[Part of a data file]
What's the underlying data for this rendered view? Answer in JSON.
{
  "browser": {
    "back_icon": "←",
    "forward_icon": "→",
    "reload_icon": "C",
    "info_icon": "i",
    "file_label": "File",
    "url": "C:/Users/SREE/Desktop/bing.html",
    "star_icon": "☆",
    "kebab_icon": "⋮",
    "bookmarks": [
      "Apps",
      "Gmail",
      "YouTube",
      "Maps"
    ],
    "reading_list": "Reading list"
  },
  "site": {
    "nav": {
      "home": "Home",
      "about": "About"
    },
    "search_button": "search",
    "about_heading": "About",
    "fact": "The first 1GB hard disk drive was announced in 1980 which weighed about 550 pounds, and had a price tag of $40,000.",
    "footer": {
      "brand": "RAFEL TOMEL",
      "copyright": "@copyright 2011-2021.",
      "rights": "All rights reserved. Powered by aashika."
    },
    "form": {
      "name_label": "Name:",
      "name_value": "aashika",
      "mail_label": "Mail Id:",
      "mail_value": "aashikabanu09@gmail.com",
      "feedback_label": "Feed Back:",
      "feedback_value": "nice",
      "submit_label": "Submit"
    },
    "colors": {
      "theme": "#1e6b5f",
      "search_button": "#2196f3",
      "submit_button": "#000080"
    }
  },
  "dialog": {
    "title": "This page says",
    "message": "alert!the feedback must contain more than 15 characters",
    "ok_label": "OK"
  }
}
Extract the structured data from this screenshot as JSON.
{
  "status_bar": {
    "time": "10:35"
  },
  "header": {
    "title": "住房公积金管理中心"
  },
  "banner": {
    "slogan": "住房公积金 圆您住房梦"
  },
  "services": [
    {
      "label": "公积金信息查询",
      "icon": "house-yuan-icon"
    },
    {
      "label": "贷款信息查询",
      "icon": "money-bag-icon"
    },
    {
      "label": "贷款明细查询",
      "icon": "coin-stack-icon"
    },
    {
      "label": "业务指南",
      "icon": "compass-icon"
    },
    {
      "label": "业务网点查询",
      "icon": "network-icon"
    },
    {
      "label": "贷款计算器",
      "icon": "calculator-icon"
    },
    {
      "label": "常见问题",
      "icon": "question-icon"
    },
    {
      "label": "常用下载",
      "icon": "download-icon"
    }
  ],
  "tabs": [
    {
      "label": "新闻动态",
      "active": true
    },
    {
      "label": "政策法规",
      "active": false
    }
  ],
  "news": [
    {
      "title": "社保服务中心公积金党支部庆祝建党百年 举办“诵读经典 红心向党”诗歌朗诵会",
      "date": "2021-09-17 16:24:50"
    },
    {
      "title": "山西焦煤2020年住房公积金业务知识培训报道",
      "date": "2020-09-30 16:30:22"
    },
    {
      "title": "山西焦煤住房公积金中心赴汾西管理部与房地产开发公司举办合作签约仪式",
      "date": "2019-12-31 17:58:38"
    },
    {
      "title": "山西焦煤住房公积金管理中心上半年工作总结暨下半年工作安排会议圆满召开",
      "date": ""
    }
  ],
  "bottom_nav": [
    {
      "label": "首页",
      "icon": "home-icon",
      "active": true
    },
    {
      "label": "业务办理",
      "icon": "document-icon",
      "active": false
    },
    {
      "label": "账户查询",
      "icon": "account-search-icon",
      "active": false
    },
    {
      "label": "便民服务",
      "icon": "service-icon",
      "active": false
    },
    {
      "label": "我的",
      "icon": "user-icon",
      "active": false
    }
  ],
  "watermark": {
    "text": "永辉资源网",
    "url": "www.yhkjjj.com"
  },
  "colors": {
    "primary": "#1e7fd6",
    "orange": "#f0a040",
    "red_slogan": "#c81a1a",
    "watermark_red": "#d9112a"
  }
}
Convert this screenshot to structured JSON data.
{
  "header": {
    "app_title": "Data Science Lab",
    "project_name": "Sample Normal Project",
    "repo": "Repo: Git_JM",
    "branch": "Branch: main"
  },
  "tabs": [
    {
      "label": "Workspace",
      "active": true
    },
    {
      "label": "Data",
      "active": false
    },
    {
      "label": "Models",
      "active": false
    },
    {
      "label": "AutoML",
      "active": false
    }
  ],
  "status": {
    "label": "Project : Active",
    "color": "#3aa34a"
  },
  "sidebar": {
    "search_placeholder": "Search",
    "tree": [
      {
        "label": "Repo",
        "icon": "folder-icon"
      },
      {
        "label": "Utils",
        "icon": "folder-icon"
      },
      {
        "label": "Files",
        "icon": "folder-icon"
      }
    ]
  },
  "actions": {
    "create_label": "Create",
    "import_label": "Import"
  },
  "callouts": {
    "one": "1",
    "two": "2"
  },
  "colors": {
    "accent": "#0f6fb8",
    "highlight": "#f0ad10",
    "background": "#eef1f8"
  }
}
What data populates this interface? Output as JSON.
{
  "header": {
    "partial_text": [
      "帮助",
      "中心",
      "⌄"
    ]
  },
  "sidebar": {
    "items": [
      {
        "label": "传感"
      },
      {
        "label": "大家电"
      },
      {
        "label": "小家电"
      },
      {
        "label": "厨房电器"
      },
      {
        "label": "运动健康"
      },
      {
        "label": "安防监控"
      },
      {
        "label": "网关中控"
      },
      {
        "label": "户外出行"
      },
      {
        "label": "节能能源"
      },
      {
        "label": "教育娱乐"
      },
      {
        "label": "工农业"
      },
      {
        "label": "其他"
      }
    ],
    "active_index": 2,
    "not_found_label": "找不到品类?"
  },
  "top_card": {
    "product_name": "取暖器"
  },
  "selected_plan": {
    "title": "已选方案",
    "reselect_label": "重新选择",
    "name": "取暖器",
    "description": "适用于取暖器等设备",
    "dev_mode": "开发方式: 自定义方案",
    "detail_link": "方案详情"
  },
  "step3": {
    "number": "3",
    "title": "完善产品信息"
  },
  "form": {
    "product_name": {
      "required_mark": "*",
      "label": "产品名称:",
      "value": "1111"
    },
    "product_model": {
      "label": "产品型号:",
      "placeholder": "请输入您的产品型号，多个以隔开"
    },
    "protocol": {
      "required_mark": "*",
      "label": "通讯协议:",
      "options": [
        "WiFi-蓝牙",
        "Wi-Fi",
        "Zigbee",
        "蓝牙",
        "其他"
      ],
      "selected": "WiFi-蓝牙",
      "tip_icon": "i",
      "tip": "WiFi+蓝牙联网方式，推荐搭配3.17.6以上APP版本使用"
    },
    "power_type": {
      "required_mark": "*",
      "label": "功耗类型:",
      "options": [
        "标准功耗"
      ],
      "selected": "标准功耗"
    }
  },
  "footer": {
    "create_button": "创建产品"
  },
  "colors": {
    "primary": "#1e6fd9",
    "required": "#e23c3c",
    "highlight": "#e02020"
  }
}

## Problem
Copy out every line of the data above, exactly as given.

## Response
What's the underlying data for this rendered view? Answer in JSON.
{
  "browser": {
    "back_icon": "←",
    "forward_icon": "→",
    "reload_icon": "C",
    "info_icon": "i",
    "file_label": "File",
    "url": "C:/Users/SREE/Desktop/bing.html",
    "star_icon": "☆",
    "kebab_icon": "⋮",
    "bookmarks": [
      "Apps",
      "Gmail",
      "YouTube",
      "Maps"
    ],
    "reading_list": "Reading list"
  },
  "site": {
    "nav": {
      "home": "Home",
      "about": "About"
    },
    "search_button": "search",
    "about_heading": "About",
    "fact": "The first 1GB hard disk drive was announced in 1980 which weighed about 550 pounds, and had a price tag of $40,000.",
    "footer": {
      "brand": "RAFEL TOMEL",
      "copyright": "@copyright 2011-2021.",
      "rights": "All rights reserved. Powered by aashika."
    },
    "form": {
      "name_label": "Name:",
      "name_value": "aashika",
      "mail_label": "Mail Id:",
      "mail_value": "aashikabanu09@gmail.com",
      "feedback_label": "Feed Back:",
      "feedback_value": "nice",
      "submit_label": "Submit"
    },
    "colors": {
      "theme": "#1e6b5f",
      "search_button": "#2196f3",
      "submit_button": "#000080"
    }
  },
  "dialog": {
    "title": "This page says",
    "message": "alert!the feedback must contain more than 15 characters",
    "ok_label": "OK"
  }
}
Extract the structured data from this screenshot as JSON.
{
  "status_bar": {
    "time": "10:35"
  },
  "header": {
    "title": "住房公积金管理中心"
  },
  "banner": {
    "slogan": "住房公积金 圆您住房梦"
  },
  "services": [
    {
      "label": "公积金信息查询",
      "icon": "house-yuan-icon"
    },
    {
      "label": "贷款信息查询",
      "icon": "money-bag-icon"
    },
    {
      "label": "贷款明细查询",
      "icon": "coin-stack-icon"
    },
    {
      "label": "业务指南",
      "icon": "compass-icon"
    },
    {
      "label": "业务网点查询",
      "icon": "network-icon"
    },
    {
      "label": "贷款计算器",
      "icon": "calculator-icon"
    },
    {
      "label": "常见问题",
      "icon": "question-icon"
    },
    {
      "label": "常用下载",
      "icon": "download-icon"
    }
  ],
  "tabs": [
    {
      "label": "新闻动态",
      "active": true
    },
    {
      "label": "政策法规",
      "active": false
    }
  ],
  "news": [
    {
      "title": "社保服务中心公积金党支部庆祝建党百年 举办“诵读经典 红心向党”诗歌朗诵会",
      "date": "2021-09-17 16:24:50"
    },
    {
      "title": "山西焦煤2020年住房公积金业务知识培训报道",
      "date": "2020-09-30 16:30:22"
    },
    {
      "title": "山西焦煤住房公积金中心赴汾西管理部与房地产开发公司举办合作签约仪式",
      "date": "2019-12-31 17:58:38"
    },
    {
      "title": "山西焦煤住房公积金管理中心上半年工作总结暨下半年工作安排会议圆满召开",
      "date": ""
    }
  ],
  "bottom_nav": [
    {
      "label": "首页",
      "icon": "home-icon",
      "active": true
    },
    {
      "label": "业务办理",
      "icon": "document-icon",
      "active": false
    },
    {
      "label": "账户查询",
      "icon": "account-search-icon",
      "active": false
    },
    {
      "label": "便民服务",
      "icon": "service-icon",
      "active": false
    },
    {
      "label": "我的",
      "icon": "user-icon",
      "active": false
    }
  ],
  "watermark": {
    "text": "永辉资源网",
    "url": "www.yhkjjj.com"
  },
  "colors": {
    "primary": "#1e7fd6",
    "orange": "#f0a040",
    "red_slogan": "#c81a1a",
    "watermark_red": "#d9112a"
  }
}
Convert this screenshot to structured JSON data.
{
  "header": {
    "app_title": "Data Science Lab",
    "project_name": "Sample Normal Project",
    "repo": "Repo: Git_JM",
    "branch": "Branch: main"
  },
  "tabs": [
    {
      "label": "Workspace",
      "active": true
    },
    {
      "label": "Data",
      "active": false
    },
    {
      "label": "Models",
      "active": false
    },
    {
      "label": "AutoML",
      "active": false
    }
  ],
  "status": {
    "label": "Project : Active",
    "color": "#3aa34a"
  },
  "sidebar": {
    "search_placeholder": "Search",
    "tree": [
      {
        "label": "Repo",
        "icon": "folder-icon"
      },
      {
        "label": "Utils",
        "icon": "folder-icon"
      },
      {
        "label": "Files",
        "icon": "folder-icon"
      }
    ]
  },
  "actions": {
    "create_label": "Create",
    "import_label": "Import"
  },
  "callouts": {
    "one": "1",
    "two": "2"
  },
  "colors": {
    "accent": "#0f6fb8",
    "highlight": "#f0ad10",
    "background": "#eef1f8"
  }
}
What data populates this interface? Output as JSON.
{
  "header": {
    "partial_text": [
      "帮助",
      "中心",
      "⌄"
    ]
  },
  "sidebar": {
    "items": [
      {
        "label": "传感"
      },
      {
        "label": "大家电"
      },
      {
        "label": "小家电"
      },
      {
        "label": "厨房电器"
      },
      {
        "label": "运动健康"
      },
      {
        "label": "安防监控"
      },
      {
        "label": "网关中控"
      },
      {
        "label": "户外出行"
      },
      {
        "label": "节能能源"
      },
      {
        "label": "教育娱乐"
      },
      {
        "label": "工农业"
      },
      {
        "label": "其他"
      }
    ],
    "active_index": 2,
    "not_found_label": "找不到品类?"
  },
  "top_card": {
    "product_name": "取暖器"
  },
  "selected_plan": {
    "title": "已选方案",
    "reselect_label": "重新选择",
    "name": "取暖器",
    "description": "适用于取暖器等设备",
    "dev_mode": "开发方式: 自定义方案",
    "detail_link": "方案详情"
  },
  "step3": {
    "number": "3",
    "title": "完善产品信息"
  },
  "form": {
    "product_name": {
      "required_mark": "*",
      "label": "产品名称:",
      "value": "1111"
    },
    "product_model": {
      "label": "产品型号:",
      "placeholder": "请输入您的产品型号，多个以隔开"
    },
    "protocol": {
      "required_mark": "*",
      "label": "通讯协议:",
      "options": [
        "WiFi-蓝牙",
        "Wi-Fi",
        "Zigbee",
        "蓝牙",
        "其他"
      ],
      "selected": "WiFi-蓝牙",
      "tip_icon": "i",
      "tip": "WiFi+蓝牙联网方式，推荐搭配3.17.6以上APP版本使用"
    },
    "power_type": {
      "required_mark": "*",
      "label": "功耗类型:",
      "options": [
        "标准功耗"
      ],
      "selected": "标准功耗"
    }
  },
  "footer": {
    "create_button": "创建产品"
  },
  "colors": {
    "primary": "#1e6fd9",
    "required": "#e23c3c",
    "highlight": "#e02020"
  }
}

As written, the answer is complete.